• REQUIREMENT
Could you copy every line from the material below in which "name" appears?
(begin)
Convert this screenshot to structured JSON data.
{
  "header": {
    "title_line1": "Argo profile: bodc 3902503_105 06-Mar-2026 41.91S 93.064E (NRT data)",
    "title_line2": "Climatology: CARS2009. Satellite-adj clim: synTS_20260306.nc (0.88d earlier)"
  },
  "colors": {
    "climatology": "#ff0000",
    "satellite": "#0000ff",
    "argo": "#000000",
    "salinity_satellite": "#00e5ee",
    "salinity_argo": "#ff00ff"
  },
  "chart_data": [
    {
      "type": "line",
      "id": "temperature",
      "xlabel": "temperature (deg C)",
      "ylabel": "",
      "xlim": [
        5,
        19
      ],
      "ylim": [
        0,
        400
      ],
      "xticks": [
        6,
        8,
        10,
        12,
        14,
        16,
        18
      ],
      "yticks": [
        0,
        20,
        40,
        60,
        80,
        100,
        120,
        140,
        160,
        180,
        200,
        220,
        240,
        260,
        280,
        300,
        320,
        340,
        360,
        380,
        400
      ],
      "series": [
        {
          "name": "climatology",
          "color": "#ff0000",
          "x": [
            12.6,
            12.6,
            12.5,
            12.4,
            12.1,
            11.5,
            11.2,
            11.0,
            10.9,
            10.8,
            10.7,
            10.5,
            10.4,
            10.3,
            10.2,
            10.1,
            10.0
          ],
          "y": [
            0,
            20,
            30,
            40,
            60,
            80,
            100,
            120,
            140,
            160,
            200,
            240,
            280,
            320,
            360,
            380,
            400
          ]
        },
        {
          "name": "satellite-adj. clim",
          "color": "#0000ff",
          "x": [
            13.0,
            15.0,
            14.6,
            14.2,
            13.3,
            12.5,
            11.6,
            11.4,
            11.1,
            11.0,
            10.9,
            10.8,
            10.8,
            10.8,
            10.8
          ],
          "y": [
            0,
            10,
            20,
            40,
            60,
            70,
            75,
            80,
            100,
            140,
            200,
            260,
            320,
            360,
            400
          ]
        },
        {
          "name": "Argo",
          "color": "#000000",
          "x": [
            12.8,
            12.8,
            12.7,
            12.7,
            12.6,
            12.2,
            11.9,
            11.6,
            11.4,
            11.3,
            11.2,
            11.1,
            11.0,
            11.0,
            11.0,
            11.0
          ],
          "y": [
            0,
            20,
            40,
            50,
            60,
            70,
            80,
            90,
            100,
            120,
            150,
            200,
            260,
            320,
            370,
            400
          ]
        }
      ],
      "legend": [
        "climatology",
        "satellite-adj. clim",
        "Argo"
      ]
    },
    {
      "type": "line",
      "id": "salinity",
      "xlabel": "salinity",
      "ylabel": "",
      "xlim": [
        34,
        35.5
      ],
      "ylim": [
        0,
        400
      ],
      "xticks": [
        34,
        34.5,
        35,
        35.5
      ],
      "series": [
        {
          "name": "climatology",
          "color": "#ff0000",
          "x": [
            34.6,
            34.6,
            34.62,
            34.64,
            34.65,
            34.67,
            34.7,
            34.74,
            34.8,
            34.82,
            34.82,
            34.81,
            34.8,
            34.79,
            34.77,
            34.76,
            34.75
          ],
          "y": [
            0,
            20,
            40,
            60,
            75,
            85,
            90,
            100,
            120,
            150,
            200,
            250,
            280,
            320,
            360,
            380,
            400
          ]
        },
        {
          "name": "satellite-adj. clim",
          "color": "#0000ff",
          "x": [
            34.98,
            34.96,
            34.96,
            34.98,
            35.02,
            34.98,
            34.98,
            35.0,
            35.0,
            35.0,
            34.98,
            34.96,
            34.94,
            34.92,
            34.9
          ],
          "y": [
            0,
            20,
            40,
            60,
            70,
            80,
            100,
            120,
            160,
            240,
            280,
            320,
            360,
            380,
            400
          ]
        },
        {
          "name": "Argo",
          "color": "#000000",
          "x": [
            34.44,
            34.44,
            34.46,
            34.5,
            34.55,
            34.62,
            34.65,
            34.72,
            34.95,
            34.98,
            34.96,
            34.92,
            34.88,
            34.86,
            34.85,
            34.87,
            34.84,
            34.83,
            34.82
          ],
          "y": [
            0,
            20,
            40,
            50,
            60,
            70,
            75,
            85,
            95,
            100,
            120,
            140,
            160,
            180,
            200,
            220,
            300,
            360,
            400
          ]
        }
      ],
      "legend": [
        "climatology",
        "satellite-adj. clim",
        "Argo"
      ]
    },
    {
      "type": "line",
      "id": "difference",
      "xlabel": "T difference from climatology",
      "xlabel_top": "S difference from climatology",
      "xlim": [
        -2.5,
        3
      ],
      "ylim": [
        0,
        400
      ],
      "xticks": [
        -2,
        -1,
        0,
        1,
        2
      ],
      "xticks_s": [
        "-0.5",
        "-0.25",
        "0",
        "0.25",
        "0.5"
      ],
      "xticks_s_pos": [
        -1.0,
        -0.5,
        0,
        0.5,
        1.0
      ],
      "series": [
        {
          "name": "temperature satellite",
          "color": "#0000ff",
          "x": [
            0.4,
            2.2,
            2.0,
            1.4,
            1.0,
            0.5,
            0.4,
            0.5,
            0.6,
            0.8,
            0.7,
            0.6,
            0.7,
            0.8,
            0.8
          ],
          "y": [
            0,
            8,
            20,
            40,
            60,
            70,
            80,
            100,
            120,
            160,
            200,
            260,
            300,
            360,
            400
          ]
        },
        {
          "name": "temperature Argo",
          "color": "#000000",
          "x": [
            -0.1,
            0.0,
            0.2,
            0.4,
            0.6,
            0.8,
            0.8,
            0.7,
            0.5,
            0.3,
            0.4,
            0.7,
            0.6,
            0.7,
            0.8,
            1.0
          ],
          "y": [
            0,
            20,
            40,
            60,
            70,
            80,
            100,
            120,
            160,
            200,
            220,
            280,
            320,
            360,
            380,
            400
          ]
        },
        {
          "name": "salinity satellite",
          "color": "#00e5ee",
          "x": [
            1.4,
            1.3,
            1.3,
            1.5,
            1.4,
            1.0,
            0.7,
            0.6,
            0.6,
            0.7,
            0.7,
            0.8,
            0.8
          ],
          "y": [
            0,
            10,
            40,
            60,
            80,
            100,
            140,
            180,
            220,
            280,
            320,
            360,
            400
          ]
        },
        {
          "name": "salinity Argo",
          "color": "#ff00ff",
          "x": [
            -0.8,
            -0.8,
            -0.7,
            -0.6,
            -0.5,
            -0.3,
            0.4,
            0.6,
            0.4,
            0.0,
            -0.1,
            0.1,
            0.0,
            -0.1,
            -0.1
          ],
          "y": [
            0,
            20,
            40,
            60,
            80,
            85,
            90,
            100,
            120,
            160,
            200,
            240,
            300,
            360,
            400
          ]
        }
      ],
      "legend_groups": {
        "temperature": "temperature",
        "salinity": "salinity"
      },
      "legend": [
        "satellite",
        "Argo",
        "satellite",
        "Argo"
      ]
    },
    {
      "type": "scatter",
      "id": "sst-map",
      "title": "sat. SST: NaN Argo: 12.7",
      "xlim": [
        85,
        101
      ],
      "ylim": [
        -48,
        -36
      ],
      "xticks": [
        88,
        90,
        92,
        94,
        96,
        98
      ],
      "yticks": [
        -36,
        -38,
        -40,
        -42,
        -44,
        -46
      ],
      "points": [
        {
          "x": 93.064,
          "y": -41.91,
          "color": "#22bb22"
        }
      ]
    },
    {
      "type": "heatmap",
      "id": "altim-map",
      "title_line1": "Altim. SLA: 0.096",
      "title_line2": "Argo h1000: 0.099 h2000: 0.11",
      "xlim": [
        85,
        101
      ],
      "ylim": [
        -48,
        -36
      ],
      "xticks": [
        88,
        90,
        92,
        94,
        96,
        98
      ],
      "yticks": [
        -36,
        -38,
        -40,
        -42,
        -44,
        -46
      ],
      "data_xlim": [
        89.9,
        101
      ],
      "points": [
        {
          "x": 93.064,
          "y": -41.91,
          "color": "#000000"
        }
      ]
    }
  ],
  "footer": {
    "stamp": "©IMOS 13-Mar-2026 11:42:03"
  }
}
(end)
• EXERCISE OUTPUT
          "name": "climatology",
          "name": "satellite-adj. clim",
          "name": "Argo",
          "name": "climatology",
          "name": "satellite-adj. clim",
          "name": "Argo",
          "name": "temperature satellite",
          "name": "temperature Argo",
          "name": "salinity satellite",
          "name": "salinity Argo",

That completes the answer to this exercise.